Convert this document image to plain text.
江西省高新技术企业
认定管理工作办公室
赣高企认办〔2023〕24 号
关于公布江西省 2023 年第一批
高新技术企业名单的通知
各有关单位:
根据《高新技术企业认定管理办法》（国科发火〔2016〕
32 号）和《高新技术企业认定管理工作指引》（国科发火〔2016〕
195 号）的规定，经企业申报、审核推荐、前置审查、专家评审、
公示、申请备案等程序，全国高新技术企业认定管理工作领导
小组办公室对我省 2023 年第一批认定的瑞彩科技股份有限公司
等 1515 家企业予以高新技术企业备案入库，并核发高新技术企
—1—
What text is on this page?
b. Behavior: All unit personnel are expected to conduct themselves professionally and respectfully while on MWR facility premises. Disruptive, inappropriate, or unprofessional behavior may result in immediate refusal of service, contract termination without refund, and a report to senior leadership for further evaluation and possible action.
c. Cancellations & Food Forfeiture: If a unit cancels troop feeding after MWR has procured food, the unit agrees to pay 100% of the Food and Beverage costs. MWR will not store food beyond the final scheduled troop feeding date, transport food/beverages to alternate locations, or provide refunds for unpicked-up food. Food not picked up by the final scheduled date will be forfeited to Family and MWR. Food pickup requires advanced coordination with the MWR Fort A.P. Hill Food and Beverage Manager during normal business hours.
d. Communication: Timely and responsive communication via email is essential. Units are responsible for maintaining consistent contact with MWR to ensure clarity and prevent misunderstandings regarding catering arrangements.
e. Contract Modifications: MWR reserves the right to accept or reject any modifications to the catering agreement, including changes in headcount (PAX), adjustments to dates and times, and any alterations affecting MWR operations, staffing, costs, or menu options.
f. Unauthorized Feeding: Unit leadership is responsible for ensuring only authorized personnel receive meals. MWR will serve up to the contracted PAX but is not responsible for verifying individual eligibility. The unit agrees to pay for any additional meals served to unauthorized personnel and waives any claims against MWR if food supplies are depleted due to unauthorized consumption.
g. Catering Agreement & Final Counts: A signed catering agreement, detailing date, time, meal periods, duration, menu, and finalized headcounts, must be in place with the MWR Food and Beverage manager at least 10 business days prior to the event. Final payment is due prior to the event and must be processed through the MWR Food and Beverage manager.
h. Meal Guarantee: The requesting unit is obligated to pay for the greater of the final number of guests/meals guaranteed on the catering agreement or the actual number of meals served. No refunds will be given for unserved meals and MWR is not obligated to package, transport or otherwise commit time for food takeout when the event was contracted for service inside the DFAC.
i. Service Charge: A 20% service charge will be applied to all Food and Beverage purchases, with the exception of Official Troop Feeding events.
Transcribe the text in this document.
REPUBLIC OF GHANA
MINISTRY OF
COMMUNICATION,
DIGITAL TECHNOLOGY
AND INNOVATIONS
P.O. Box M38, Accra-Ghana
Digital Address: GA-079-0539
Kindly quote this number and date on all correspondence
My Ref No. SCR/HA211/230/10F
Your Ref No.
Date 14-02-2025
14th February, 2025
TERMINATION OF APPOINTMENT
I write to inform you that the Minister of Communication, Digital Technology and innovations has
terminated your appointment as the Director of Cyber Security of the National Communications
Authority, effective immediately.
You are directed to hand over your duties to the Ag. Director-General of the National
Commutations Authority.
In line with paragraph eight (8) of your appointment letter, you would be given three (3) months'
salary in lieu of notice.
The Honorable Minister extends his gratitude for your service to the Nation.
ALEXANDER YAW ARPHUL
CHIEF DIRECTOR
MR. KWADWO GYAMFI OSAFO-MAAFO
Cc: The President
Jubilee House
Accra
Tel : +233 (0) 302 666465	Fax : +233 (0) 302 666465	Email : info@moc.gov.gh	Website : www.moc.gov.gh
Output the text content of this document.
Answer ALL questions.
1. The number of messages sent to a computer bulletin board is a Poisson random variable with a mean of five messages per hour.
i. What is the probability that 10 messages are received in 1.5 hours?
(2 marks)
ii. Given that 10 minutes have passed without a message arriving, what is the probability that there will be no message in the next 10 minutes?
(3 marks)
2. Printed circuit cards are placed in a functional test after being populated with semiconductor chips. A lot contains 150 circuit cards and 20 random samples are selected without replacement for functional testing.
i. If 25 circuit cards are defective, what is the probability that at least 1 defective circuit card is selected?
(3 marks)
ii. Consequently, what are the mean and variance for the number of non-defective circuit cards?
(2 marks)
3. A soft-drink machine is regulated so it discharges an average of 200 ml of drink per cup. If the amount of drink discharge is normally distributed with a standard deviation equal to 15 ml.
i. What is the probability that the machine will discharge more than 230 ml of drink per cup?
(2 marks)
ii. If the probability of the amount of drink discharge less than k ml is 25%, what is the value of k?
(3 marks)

++++++++

> **Directions for this task**:
Return the entries in full, keeping every line exactly as it is.

> **Answer below**:
Convert this document image to plain text.
江西省高新技术企业
认定管理工作办公室
赣高企认办〔2023〕24 号
关于公布江西省 2023 年第一批
高新技术企业名单的通知
各有关单位:
根据《高新技术企业认定管理办法》（国科发火〔2016〕
32 号）和《高新技术企业认定管理工作指引》（国科发火〔2016〕
195 号）的规定，经企业申报、审核推荐、前置审查、专家评审、
公示、申请备案等程序，全国高新技术企业认定管理工作领导
小组办公室对我省 2023 年第一批认定的瑞彩科技股份有限公司
等 1515 家企业予以高新技术企业备案入库，并核发高新技术企
—1—
What text is on this page?
b. Behavior: All unit personnel are expected to conduct themselves professionally and respectfully while on MWR facility premises. Disruptive, inappropriate, or unprofessional behavior may result in immediate refusal of service, contract termination without refund, and a report to senior leadership for further evaluation and possible action.
c. Cancellations & Food Forfeiture: If a unit cancels troop feeding after MWR has procured food, the unit agrees to pay 100% of the Food and Beverage costs. MWR will not store food beyond the final scheduled troop feeding date, transport food/beverages to alternate locations, or provide refunds for unpicked-up food. Food not picked up by the final scheduled date will be forfeited to Family and MWR. Food pickup requires advanced coordination with the MWR Fort A.P. Hill Food and Beverage Manager during normal business hours.
d. Communication: Timely and responsive communication via email is essential. Units are responsible for maintaining consistent contact with MWR to ensure clarity and prevent misunderstandings regarding catering arrangements.
e. Contract Modifications: MWR reserves the right to accept or reject any modifications to the catering agreement, including changes in headcount (PAX), adjustments to dates and times, and any alterations affecting MWR operations, staffing, costs, or menu options.
f. Unauthorized Feeding: Unit leadership is responsible for ensuring only authorized personnel receive meals. MWR will serve up to the contracted PAX but is not responsible for verifying individual eligibility. The unit agrees to pay for any additional meals served to unauthorized personnel and waives any claims against MWR if food supplies are depleted due to unauthorized consumption.
g. Catering Agreement & Final Counts: A signed catering agreement, detailing date, time, meal periods, duration, menu, and finalized headcounts, must be in place with the MWR Food and Beverage manager at least 10 business days prior to the event. Final payment is due prior to the event and must be processed through the MWR Food and Beverage manager.
h. Meal Guarantee: The requesting unit is obligated to pay for the greater of the final number of guests/meals guaranteed on the catering agreement or the actual number of meals served. No refunds will be given for unserved meals and MWR is not obligated to package, transport or otherwise commit time for food takeout when the event was contracted for service inside the DFAC.
i. Service Charge: A 20% service charge will be applied to all Food and Beverage purchases, with the exception of Official Troop Feeding events.
Transcribe the text in this document.
REPUBLIC OF GHANA
MINISTRY OF
COMMUNICATION,
DIGITAL TECHNOLOGY
AND INNOVATIONS
P.O. Box M38, Accra-Ghana
Digital Address: GA-079-0539
Kindly quote this number and date on all correspondence
My Ref No. SCR/HA211/230/10F
Your Ref No.
Date 14-02-2025
14th February, 2025
TERMINATION OF APPOINTMENT
I write to inform you that the Minister of Communication, Digital Technology and innovations has
terminated your appointment as the Director of Cyber Security of the National Communications
Authority, effective immediately.
You are directed to hand over your duties to the Ag. Director-General of the National
Commutations Authority.
In line with paragraph eight (8) of your appointment letter, you would be given three (3) months'
salary in lieu of notice.
The Honorable Minister extends his gratitude for your service to the Nation.
ALEXANDER YAW ARPHUL
CHIEF DIRECTOR
MR. KWADWO GYAMFI OSAFO-MAAFO
Cc: The President
Jubilee House
Accra
Tel : +233 (0) 302 666465	Fax : +233 (0) 302 666465	Email : info@moc.gov.gh	Website : www.moc.gov.gh
Output the text content of this document.
Answer ALL questions.
1. The number of messages sent to a computer bulletin board is a Poisson random variable with a mean of five messages per hour.
i. What is the probability that 10 messages are received in 1.5 hours?
(2 marks)
ii. Given that 10 minutes have passed without a message arriving, what is the probability that there will be no message in the next 10 minutes?
(3 marks)
2. Printed circuit cards are placed in a functional test after being populated with semiconductor chips. A lot contains 150 circuit cards and 20 random samples are selected without replacement for functional testing.
i. If 25 circuit cards are defective, what is the probability that at least 1 defective circuit card is selected?
(3 marks)
ii. Consequently, what are the mean and variance for the number of non-defective circuit cards?
(2 marks)
3. A soft-drink machine is regulated so it discharges an average of 200 ml of drink per cup. If the amount of drink discharge is normally distributed with a standard deviation equal to 15 ml.
i. What is the probability that the machine will discharge more than 230 ml of drink per cup?
(2 marks)
ii. If the probability of the amount of drink discharge less than k ml is 25%, what is the value of k?
(3 marks)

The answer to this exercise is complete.